Page excerpt:
:::

What kind of environment the embryo seed would develop in, what it would require during the stages of its development, what it would find when it emerged from the soil, what kind of protection it would need, and all other exigencies were thought of in advance, and the seed was designed with these needs in mind. The external layers protecting the seeds (seed coats) are generally very hard. This structure protects the seed from any external threats it will face and exhibits modifications according to the environment in which it is found. For example, in the final stage of the development of some seeds a resistant waxy substance forms on the external surfaces, thanks to which the seeds become resistant to the effects of water and gas.
And the flawless structures in a flower's life do not end here. The seed coats may be covered with different substances according to the species of the plant; for instance, a single bean will be covered in a thin membrane, and a cherry seed will be protected by a hard, woody coat. The coats of seeds which have to be resistant to water are harder and thicker than others. Again, seeds have been given very different shapes and sizes according to their species. The amount of nourishment is different between those seeds which have to last for a long time before sprouting (for example coconut seeds) and those which begin to sprout a short while after coming into contact with water (melon, water melon, etc.).
As we have seen, seeds have very intricate systems to enable them reproduce easily and to endure without any breakdown. The intelligence to be seen in each stage of the systems specially designed for plants to reproduce, is a clear proof that these systems were created by God, the possessor of superior knowledge.

:::

Extracted material:
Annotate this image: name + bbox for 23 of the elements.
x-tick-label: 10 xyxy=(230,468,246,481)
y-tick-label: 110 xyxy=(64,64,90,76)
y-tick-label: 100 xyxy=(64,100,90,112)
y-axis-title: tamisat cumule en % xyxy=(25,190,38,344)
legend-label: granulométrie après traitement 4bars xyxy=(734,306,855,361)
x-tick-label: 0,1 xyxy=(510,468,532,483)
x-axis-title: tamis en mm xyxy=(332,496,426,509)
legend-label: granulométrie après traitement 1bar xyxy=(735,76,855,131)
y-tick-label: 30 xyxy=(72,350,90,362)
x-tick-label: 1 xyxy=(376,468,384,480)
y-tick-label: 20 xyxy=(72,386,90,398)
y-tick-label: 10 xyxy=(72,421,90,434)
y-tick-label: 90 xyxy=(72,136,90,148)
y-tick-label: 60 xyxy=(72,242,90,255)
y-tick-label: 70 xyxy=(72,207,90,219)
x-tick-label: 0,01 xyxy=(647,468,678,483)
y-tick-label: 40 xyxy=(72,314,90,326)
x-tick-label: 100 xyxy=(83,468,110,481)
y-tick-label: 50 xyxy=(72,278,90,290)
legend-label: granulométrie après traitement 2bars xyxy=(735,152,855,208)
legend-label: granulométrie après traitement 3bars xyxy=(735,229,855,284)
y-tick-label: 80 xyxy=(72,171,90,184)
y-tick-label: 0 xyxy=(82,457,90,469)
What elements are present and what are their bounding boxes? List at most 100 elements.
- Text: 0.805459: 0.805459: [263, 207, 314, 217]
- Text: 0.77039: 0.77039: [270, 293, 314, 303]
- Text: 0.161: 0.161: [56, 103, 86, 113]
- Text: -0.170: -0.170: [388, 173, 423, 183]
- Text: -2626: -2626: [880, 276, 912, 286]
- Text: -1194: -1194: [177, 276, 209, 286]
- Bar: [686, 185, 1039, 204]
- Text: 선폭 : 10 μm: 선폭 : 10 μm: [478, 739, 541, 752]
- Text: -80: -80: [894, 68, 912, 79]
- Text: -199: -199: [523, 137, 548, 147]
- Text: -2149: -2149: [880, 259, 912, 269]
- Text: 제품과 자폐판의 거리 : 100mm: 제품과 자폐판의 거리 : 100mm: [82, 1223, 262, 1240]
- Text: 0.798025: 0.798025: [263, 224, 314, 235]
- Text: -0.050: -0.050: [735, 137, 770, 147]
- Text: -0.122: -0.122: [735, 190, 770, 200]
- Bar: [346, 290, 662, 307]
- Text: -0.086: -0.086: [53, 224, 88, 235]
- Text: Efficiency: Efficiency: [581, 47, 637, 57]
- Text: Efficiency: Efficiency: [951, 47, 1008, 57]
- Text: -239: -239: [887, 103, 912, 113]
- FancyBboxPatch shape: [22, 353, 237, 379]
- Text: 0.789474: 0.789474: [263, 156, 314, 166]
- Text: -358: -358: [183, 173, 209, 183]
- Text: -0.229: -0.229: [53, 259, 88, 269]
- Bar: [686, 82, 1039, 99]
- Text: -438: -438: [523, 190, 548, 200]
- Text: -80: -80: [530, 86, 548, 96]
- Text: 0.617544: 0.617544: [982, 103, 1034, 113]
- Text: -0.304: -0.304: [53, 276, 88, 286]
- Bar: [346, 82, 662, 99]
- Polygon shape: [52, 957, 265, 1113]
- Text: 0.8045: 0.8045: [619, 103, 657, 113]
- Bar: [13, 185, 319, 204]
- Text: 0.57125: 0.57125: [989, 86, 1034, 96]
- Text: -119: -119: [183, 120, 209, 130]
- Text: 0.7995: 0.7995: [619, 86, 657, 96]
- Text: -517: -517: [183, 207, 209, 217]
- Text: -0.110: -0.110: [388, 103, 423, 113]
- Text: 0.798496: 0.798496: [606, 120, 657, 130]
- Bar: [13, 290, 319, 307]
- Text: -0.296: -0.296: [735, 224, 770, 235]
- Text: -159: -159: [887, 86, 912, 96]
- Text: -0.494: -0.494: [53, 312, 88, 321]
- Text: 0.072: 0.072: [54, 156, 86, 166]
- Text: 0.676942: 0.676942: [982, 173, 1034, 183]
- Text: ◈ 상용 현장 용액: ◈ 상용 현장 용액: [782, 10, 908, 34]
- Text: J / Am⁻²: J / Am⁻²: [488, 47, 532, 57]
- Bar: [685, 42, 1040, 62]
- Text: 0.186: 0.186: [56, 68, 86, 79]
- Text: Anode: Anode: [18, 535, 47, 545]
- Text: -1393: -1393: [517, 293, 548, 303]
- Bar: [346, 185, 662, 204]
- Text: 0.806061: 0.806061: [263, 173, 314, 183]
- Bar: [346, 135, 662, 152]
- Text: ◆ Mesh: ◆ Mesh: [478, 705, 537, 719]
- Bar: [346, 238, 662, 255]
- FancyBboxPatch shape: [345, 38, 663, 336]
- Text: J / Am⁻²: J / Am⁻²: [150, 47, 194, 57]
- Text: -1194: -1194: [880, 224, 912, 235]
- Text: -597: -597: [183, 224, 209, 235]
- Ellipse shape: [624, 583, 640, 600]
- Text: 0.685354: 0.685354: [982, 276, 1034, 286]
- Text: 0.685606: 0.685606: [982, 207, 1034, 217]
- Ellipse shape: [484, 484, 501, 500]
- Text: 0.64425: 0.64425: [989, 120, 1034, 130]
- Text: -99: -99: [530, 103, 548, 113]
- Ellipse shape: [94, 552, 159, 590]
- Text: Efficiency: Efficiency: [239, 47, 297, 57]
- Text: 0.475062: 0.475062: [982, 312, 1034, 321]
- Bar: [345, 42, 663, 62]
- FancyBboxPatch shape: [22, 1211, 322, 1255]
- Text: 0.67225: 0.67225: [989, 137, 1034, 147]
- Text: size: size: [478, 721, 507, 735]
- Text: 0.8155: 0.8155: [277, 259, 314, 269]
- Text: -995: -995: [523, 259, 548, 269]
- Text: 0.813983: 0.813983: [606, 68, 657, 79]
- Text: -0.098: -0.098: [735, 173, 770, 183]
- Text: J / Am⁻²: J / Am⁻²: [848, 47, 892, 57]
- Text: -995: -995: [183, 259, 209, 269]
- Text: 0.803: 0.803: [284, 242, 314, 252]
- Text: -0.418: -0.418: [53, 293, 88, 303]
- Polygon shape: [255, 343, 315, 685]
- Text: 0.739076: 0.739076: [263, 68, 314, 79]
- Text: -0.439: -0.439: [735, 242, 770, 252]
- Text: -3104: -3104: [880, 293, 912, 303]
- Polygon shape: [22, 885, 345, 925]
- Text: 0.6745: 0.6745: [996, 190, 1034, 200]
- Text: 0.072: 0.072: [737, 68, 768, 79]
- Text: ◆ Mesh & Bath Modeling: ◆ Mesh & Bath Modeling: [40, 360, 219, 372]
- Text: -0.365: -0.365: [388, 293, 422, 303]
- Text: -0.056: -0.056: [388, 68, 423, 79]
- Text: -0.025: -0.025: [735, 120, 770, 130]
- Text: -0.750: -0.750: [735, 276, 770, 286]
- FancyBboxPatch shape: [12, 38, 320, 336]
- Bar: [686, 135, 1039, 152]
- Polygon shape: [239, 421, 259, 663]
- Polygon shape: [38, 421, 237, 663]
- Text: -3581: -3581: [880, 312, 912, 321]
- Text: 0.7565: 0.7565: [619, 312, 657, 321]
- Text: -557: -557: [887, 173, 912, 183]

:::

Your assignment:
Carry on the passage about seed coats and seed design from where it stops.

Answer box:
   Substances such as vitamins, proteins, and carbohydrates in fruit both protect and feed the seed, and provide an important source of food for other living things. There is an unbelievable variety of fruit and vegetables, which all come from the same dry soil and are watered with the same water. Furthermore, their shapes, tastes, and scents are each a wonder of planning. |
Without doubt God, the Lord of all the worlds, shows us evidence of His creation and His own existence even in these little seeds.
It is He Who sends down water from the sky. Thus We bring forth plants of every type with it; We produce green vegetation from it. We produce close-growing grain from it and the palm trees laden with clusters of dates close at hand produced from pollen, as well as orchards full of grapes, olives and pomegranates, which are so similar and yet dissimilar. Look at their fruit as He causes it to grow and ripen. In that there are signs for people who believe. (Surat al-An'am: 99)